* Required task
Each entry below must be repeated word for word.

* Records for processing
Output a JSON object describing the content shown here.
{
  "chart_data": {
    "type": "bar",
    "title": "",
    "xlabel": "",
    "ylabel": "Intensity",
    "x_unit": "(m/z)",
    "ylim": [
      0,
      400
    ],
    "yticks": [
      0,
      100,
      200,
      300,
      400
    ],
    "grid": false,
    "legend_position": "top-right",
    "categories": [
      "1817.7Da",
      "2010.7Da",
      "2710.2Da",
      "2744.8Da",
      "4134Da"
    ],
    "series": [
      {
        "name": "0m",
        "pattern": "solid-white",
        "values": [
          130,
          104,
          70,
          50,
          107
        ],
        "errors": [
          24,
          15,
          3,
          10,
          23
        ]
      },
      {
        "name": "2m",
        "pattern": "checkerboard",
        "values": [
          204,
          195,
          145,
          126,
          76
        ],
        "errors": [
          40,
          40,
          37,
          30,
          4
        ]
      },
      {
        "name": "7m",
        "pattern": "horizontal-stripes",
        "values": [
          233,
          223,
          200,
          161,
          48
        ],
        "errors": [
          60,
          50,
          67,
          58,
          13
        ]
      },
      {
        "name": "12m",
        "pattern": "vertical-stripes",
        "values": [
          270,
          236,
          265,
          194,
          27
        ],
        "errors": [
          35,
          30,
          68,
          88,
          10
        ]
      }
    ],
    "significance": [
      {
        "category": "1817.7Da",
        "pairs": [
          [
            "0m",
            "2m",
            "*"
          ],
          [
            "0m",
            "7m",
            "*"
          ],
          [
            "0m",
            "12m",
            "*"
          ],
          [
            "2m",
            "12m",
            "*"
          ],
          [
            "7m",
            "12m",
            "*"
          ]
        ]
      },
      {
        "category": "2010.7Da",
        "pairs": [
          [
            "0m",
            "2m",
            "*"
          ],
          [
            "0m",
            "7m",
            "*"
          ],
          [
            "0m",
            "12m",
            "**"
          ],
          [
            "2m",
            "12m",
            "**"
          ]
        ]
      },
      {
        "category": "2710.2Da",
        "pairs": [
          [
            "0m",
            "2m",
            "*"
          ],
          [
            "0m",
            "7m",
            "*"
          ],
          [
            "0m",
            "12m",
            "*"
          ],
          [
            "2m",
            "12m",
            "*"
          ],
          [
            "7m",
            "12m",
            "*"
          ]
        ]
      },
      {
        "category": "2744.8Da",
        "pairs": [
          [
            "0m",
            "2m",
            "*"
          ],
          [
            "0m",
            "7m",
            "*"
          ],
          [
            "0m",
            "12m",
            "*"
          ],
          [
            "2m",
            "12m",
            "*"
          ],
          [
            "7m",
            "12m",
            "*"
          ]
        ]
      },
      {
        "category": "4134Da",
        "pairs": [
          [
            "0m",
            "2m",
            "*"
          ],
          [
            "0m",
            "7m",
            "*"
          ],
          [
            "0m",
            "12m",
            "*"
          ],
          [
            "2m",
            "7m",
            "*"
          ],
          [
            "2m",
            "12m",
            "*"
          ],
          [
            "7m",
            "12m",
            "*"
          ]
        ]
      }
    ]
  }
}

* Worked solution
Output a JSON object describing the content shown here.
{
  "chart_data": {
    "type": "bar",
    "title": "",
    "xlabel": "",
    "ylabel": "Intensity",
    "x_unit": "(m/z)",
    "ylim": [
      0,
      400
    ],
    "yticks": [
      0,
      100,
      200,
      300,
      400
    ],
    "grid": false,
    "legend_position": "top-right",
    "categories": [
      "1817.7Da",
      "2010.7Da",
      "2710.2Da",
      "2744.8Da",
      "4134Da"
    ],
    "series": [
      {
        "name": "0m",
        "pattern": "solid-white",
        "values": [
          130,
          104,
          70,
          50,
          107
        ],
        "errors": [
          24,
          15,
          3,
          10,
          23
        ]
      },
      {
        "name": "2m",
        "pattern": "checkerboard",
        "values": [
          204,
          195,
          145,
          126,
          76
        ],
        "errors": [
          40,
          40,
          37,
          30,
          4
        ]
      },
      {
        "name": "7m",
        "pattern": "horizontal-stripes",
        "values": [
          233,
          223,
          200,
          161,
          48
        ],
        "errors": [
          60,
          50,
          67,
          58,
          13
        ]
      },
      {
        "name": "12m",
        "pattern": "vertical-stripes",
        "values": [
          270,
          236,
          265,
          194,
          27
        ],
        "errors": [
          35,
          30,
          68,
          88,
          10
        ]
      }
    ],
    "significance": [
      {
        "category": "1817.7Da",
        "pairs": [
          [
            "0m",
            "2m",
            "*"
          ],
          [
            "0m",
            "7m",
            "*"
          ],
          [
            "0m",
            "12m",
            "*"
          ],
          [
            "2m",
            "12m",
            "*"
          ],
          [
            "7m",
            "12m",
            "*"
          ]
        ]
      },
      {
        "category": "2010.7Da",
        "pairs": [
          [
            "0m",
            "2m",
            "*"
          ],
          [
            "0m",
            "7m",
            "*"
          ],
          [
            "0m",
            "12m",
            "**"
          ],
          [
            "2m",
            "12m",
            "**"
          ]
        ]
      },
      {
        "category": "2710.2Da",
        "pairs": [
          [
            "0m",
            "2m",
            "*"
          ],
          [
            "0m",
            "7m",
            "*"
          ],
          [
            "0m",
            "12m",
            "*"
          ],
          [
            "2m",
            "12m",
            "*"
          ],
          [
            "7m",
            "12m",
            "*"
          ]
        ]
      },
      {
        "category": "2744.8Da",
        "pairs": [
          [
            "0m",
            "2m",
            "*"
          ],
          [
            "0m",
            "7m",
            "*"
          ],
          [
            "0m",
            "12m",
            "*"
          ],
          [
            "2m",
            "12m",
            "*"
          ],
          [
            "7m",
            "12m",
            "*"
          ]
        ]
      },
      {
        "category": "4134Da",
        "pairs": [
          [
            "0m",
            "2m",
            "*"
          ],
          [
            "0m",
            "7m",
            "*"
          ],
          [
            "0m",
            "12m",
            "*"
          ],
          [
            "2m",
            "7m",
            "*"
          ],
          [
            "2m",
            "12m",
            "*"
          ],
          [
            "7m",
            "12m",
            "*"
          ]
        ]
      }
    ]
  }
}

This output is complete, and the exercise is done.